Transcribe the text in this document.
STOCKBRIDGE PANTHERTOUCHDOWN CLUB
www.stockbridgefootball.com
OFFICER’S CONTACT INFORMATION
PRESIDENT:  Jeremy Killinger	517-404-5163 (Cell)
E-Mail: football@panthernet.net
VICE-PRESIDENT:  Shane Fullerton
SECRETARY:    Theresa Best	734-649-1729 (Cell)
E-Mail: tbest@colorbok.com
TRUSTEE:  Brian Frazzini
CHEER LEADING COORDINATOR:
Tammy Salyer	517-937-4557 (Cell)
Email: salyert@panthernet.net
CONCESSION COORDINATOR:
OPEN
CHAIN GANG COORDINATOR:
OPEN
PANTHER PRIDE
┄┄┄┄┄┄┄┄┄┄
**Goal**
Reproduce the material above, every line of it, exactly.

**Answer to this exercise**
Transcribe the text in this document.
STOCKBRIDGE PANTHERTOUCHDOWN CLUB
www.stockbridgefootball.com
OFFICER’S CONTACT INFORMATION
PRESIDENT:  Jeremy Killinger	517-404-5163 (Cell)
E-Mail: football@panthernet.net
VICE-PRESIDENT:  Shane Fullerton
SECRETARY:    Theresa Best	734-649-1729 (Cell)
E-Mail: tbest@colorbok.com
TRUSTEE:  Brian Frazzini
CHEER LEADING COORDINATOR:
Tammy Salyer	517-937-4557 (Cell)
Email: salyert@panthernet.net
CONCESSION COORDINATOR:
OPEN
CHAIN GANG COORDINATOR:
OPEN
PANTHER PRIDE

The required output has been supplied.